+++ Data excerpts

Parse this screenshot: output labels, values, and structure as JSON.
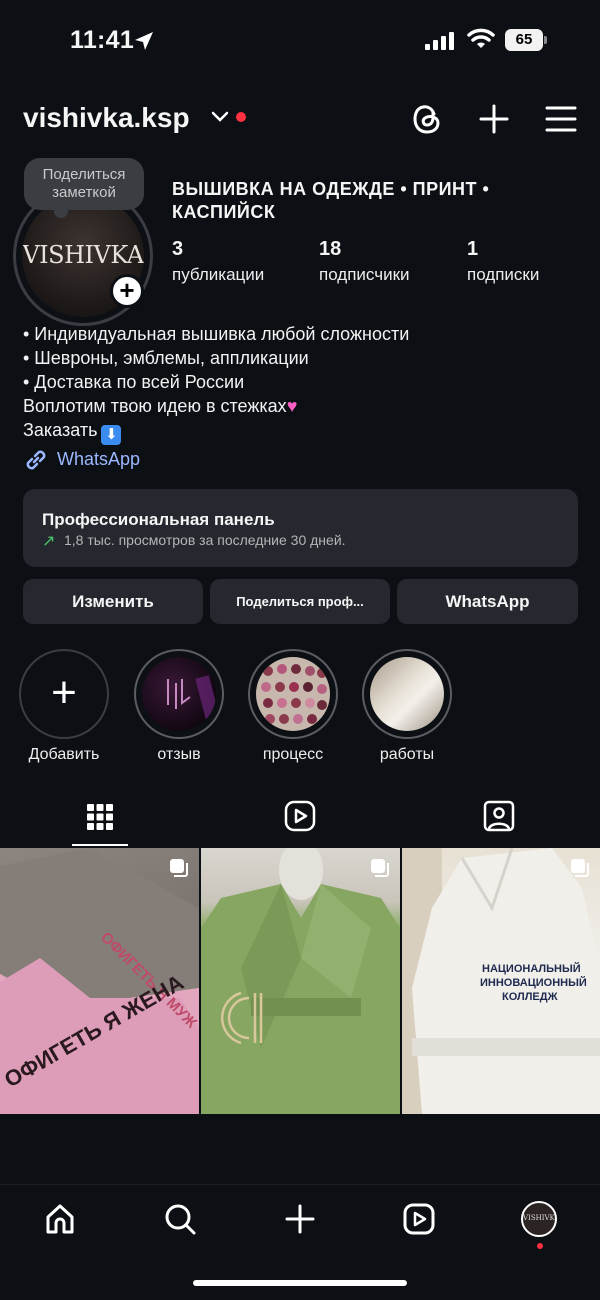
{
  "status_bar": {
    "time": "11:41",
    "battery": "65"
  },
  "header": {
    "username": "vishivka.ksp"
  },
  "profile": {
    "note_bubble": "Поделиться заметкой",
    "avatar_logo": "VISHIVKA",
    "full_name": "ВЫШИВКА НА ОДЕЖДЕ • ПРИНТ • КАСПИЙСК",
    "stats": [
      {
        "value": "3",
        "label": "публикации"
      },
      {
        "value": "18",
        "label": "подписчики"
      },
      {
        "value": "1",
        "label": "подписки"
      }
    ],
    "bio": [
      "• Индивидуальная вышивка любой сложности",
      "• Шевроны, эмблемы, аппликации",
      "• Доставка по всей России",
      "Воплотим твою идею в стежках",
      "Заказать"
    ],
    "link": "WhatsApp"
  },
  "pro_panel": {
    "title": "Профессиональная панель",
    "subtitle": "1,8 тыс. просмотров за последние 30 дней."
  },
  "buttons": {
    "edit": "Изменить",
    "share": "Поделиться проф...",
    "whatsapp": "WhatsApp"
  },
  "highlights": [
    {
      "label": "Добавить"
    },
    {
      "label": "отзыв"
    },
    {
      "label": "процесс"
    },
    {
      "label": "работы"
    }
  ],
  "posts": [
    {
      "text_top": "ОФИГЕТЬ Я МУЖ",
      "text_bottom": "ОФИГЕТЬ Я ЖЕНА"
    },
    {
      "text": ""
    },
    {
      "text": "НАЦИОНАЛЬНЫЙ ИННОВАЦИОННЫЙ КОЛЛЕДЖ"
    }
  ],
  "colors": {
    "background": "#0c0f14",
    "panel": "#25282e",
    "link": "#9bb7ff",
    "notification": "#ff3040"
  },
  "icons": [
    "location-arrow-icon",
    "signal-icon",
    "wifi-icon",
    "chevron-down-icon",
    "threads-icon",
    "plus-icon",
    "menu-icon",
    "link-icon",
    "grid-icon",
    "reels-icon",
    "tagged-icon",
    "home-icon",
    "search-icon"
  ]
}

++++++

Stated goal:
Your task is to copy the entries in full and exactly, without any images.

Solved problem:
Parse this screenshot: output labels, values, and structure as JSON.
{
  "status_bar": {
    "time": "11:41",
    "battery": "65"
  },
  "header": {
    "username": "vishivka.ksp"
  },
  "profile": {
    "note_bubble": "Поделиться заметкой",
    "avatar_logo": "VISHIVKA",
    "full_name": "ВЫШИВКА НА ОДЕЖДЕ • ПРИНТ • КАСПИЙСК",
    "stats": [
      {
        "value": "3",
        "label": "публикации"
      },
      {
        "value": "18",
        "label": "подписчики"
      },
      {
        "value": "1",
        "label": "подписки"
      }
    ],
    "bio": [
      "• Индивидуальная вышивка любой сложности",
      "• Шевроны, эмблемы, аппликации",
      "• Доставка по всей России",
      "Воплотим твою идею в стежках",
      "Заказать"
    ],
    "link": "WhatsApp"
  },
  "pro_panel": {
    "title": "Профессиональная панель",
    "subtitle": "1,8 тыс. просмотров за последние 30 дней."
  },
  "buttons": {
    "edit": "Изменить",
    "share": "Поделиться проф...",
    "whatsapp": "WhatsApp"
  },
  "highlights": [
    {
      "label": "Добавить"
    },
    {
      "label": "отзыв"
    },
    {
      "label": "процесс"
    },
    {
      "label": "работы"
    }
  ],
  "posts": [
    {
      "text_top": "ОФИГЕТЬ Я МУЖ",
      "text_bottom": "ОФИГЕТЬ Я ЖЕНА"
    },
    {
      "text": ""
    },
    {
      "text": "НАЦИОНАЛЬНЫЙ ИННОВАЦИОННЫЙ КОЛЛЕДЖ"
    }
  ],
  "colors": {
    "background": "#0c0f14",
    "panel": "#25282e",
    "link": "#9bb7ff",
    "notification": "#ff3040"
  },
  "icons": [
    "location-arrow-icon",
    "signal-icon",
    "wifi-icon",
    "chevron-down-icon",
    "threads-icon",
    "plus-icon",
    "menu-icon",
    "link-icon",
    "grid-icon",
    "reels-icon",
    "tagged-icon",
    "home-icon",
    "search-icon"
  ]
}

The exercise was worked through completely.